== EXERCISE GOAL ==
In this exercise, return the whole listing exactly, excluding any images.

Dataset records
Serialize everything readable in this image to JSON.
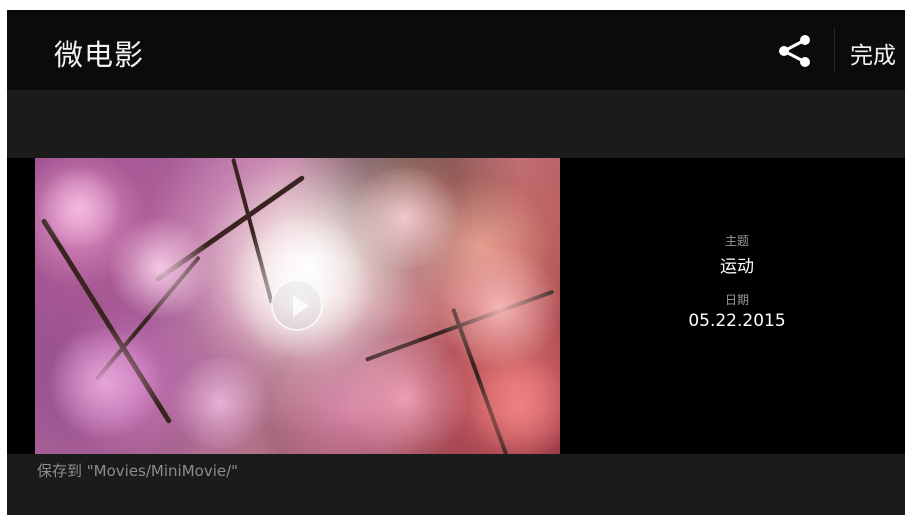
{
  "app": {
    "title": "微电影",
    "share_icon": "share-icon",
    "done_label": "完成"
  },
  "video": {
    "play_icon": "play-icon"
  },
  "details": {
    "theme_label": "主题",
    "theme_value": "运动",
    "date_label": "日期",
    "date_value": "05.22.2015"
  },
  "footer": {
    "save_path": "保存到 \"Movies/MiniMovie/\""
  }
}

== COMPLETED TASK ==
Serialize everything readable in this image to JSON.
{
  "app": {
    "title": "微电影",
    "share_icon": "share-icon",
    "done_label": "完成"
  },
  "video": {
    "play_icon": "play-icon"
  },
  "details": {
    "theme_label": "主题",
    "theme_value": "运动",
    "date_label": "日期",
    "date_value": "05.22.2015"
  },
  "footer": {
    "save_path": "保存到 \"Movies/MiniMovie/\""
  }
}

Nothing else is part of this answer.